GOAL OF THE EXERCISE – From the listing below, extract each line containing the string "JSON".

GIVEN DATA –
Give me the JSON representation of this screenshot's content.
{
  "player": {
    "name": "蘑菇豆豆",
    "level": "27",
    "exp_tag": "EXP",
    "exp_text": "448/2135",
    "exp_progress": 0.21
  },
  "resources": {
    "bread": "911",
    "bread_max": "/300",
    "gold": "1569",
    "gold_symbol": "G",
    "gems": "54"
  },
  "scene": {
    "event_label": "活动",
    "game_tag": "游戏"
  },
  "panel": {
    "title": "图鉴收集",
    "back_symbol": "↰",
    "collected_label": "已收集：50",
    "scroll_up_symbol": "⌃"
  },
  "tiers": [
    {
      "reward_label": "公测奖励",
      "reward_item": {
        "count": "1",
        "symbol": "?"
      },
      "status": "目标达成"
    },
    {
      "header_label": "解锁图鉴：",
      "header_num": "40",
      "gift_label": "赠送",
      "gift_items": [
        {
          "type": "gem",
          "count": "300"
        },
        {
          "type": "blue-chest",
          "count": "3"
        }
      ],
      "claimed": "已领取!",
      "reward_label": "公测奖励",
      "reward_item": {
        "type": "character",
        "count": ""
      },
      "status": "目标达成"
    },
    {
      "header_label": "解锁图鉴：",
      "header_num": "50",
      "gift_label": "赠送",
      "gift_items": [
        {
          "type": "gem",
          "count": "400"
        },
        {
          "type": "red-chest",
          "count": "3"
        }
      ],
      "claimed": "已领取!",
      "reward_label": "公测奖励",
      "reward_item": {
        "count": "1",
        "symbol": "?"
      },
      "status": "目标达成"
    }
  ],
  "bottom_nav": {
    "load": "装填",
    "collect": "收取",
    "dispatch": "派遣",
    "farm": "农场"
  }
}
...
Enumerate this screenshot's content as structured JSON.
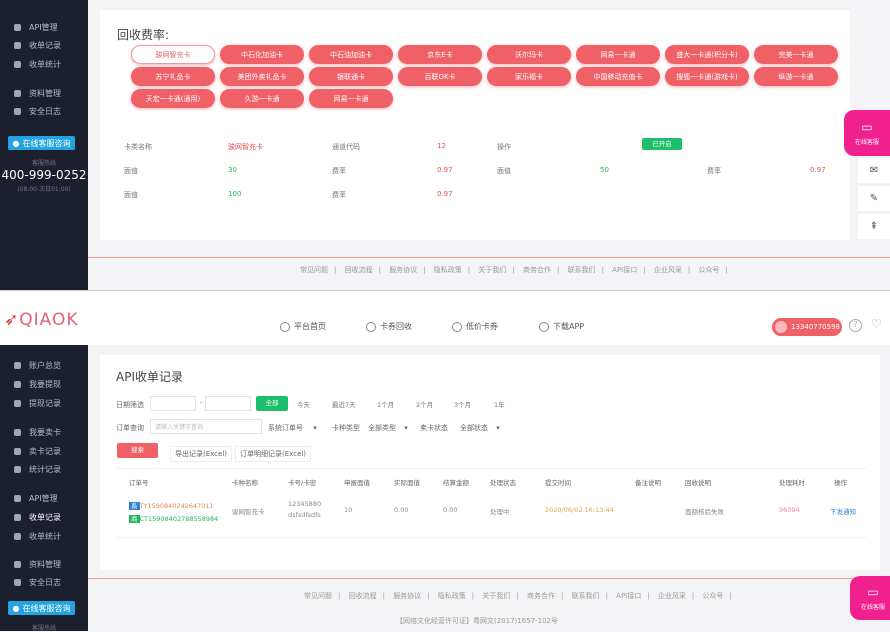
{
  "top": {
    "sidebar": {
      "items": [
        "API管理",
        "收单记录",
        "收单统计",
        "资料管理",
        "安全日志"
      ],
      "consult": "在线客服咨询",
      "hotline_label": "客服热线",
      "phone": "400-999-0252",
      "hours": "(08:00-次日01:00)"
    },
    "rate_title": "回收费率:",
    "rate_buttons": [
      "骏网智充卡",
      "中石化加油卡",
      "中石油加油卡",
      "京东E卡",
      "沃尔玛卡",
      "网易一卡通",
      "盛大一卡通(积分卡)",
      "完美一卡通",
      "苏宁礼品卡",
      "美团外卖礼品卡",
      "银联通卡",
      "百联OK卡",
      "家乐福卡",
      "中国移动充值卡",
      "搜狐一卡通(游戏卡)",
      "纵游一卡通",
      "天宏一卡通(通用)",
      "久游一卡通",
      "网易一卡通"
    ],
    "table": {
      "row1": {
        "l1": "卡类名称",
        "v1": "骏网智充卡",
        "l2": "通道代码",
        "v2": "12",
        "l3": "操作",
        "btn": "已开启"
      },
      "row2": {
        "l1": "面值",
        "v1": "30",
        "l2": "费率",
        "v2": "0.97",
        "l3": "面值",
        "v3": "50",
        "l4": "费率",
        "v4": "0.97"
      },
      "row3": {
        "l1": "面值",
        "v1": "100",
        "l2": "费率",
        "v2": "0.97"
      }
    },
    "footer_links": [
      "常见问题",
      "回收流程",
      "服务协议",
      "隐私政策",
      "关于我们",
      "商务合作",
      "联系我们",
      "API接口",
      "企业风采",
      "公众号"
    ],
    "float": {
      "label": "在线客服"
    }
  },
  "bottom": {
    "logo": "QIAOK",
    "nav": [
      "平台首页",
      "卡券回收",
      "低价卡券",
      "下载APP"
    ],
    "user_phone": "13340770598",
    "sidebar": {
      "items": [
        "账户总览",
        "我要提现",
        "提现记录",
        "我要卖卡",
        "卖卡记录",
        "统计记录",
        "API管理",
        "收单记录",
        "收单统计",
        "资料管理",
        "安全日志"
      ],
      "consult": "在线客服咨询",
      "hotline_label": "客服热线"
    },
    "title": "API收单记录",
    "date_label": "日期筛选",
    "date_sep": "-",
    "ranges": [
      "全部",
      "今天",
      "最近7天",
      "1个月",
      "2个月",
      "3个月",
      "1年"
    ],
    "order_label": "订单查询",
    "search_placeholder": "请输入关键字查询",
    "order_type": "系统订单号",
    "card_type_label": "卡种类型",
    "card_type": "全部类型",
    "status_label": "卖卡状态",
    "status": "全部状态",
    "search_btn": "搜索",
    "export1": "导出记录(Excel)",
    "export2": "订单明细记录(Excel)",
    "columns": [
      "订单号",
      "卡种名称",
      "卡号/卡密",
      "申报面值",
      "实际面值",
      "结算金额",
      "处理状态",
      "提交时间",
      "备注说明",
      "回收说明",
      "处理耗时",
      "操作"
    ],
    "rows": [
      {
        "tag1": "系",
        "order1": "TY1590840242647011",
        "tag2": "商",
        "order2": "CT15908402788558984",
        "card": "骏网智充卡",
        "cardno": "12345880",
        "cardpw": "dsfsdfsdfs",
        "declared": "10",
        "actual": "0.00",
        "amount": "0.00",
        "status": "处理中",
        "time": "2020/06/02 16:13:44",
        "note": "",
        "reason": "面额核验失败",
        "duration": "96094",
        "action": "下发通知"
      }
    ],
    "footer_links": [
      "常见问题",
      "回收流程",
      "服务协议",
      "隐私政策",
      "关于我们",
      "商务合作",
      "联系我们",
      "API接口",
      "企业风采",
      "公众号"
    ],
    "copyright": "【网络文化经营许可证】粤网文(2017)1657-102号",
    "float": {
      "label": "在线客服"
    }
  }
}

COMPLETE RESPONSE –
Give me the JSON representation of this screenshot's content.
Enumerate this screenshot's content as structured JSON.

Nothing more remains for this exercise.